• [PROBLEM]:
Repeat each record below exactly, dropping the pictures.

• [DATA SUPPLIED]:
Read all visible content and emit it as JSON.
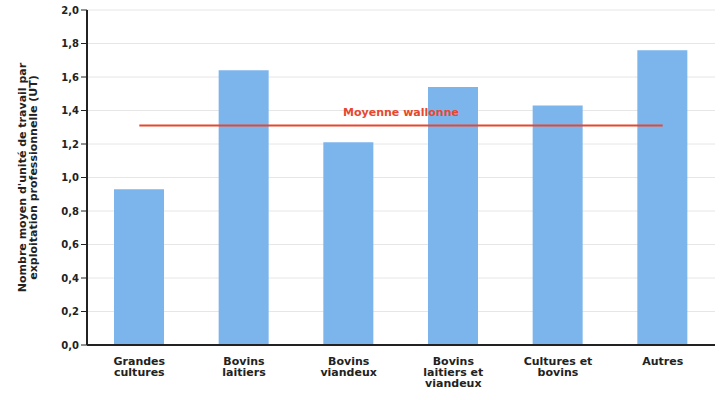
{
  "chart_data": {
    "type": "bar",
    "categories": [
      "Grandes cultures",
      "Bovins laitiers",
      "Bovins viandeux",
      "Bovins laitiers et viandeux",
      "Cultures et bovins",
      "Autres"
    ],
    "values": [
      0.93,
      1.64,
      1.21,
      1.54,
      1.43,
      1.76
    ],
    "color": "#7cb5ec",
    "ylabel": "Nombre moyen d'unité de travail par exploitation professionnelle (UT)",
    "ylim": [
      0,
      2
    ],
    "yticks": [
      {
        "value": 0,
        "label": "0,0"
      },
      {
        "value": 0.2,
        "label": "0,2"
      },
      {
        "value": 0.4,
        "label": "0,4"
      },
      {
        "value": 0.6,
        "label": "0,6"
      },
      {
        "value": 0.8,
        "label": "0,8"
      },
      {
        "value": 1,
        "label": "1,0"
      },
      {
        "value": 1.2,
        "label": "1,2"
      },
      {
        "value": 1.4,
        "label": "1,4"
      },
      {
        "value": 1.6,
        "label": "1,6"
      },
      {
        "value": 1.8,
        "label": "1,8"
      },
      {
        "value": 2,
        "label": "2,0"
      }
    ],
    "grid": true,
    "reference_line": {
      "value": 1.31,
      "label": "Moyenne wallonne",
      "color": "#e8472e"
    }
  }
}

• [SOLUTION FOR THIS PROBLEM]:
Read all visible content and emit it as JSON.
{
  "chart_data": {
    "type": "bar",
    "categories": [
      "Grandes cultures",
      "Bovins laitiers",
      "Bovins viandeux",
      "Bovins laitiers et viandeux",
      "Cultures et bovins",
      "Autres"
    ],
    "values": [
      0.93,
      1.64,
      1.21,
      1.54,
      1.43,
      1.76
    ],
    "color": "#7cb5ec",
    "ylabel": "Nombre moyen d'unité de travail par exploitation professionnelle (UT)",
    "ylim": [
      0,
      2
    ],
    "yticks": [
      {
        "value": 0,
        "label": "0,0"
      },
      {
        "value": 0.2,
        "label": "0,2"
      },
      {
        "value": 0.4,
        "label": "0,4"
      },
      {
        "value": 0.6,
        "label": "0,6"
      },
      {
        "value": 0.8,
        "label": "0,8"
      },
      {
        "value": 1,
        "label": "1,0"
      },
      {
        "value": 1.2,
        "label": "1,2"
      },
      {
        "value": 1.4,
        "label": "1,4"
      },
      {
        "value": 1.6,
        "label": "1,6"
      },
      {
        "value": 1.8,
        "label": "1,8"
      },
      {
        "value": 2,
        "label": "2,0"
      }
    ],
    "grid": true,
    "reference_line": {
      "value": 1.31,
      "label": "Moyenne wallonne",
      "color": "#e8472e"
    }
  }
}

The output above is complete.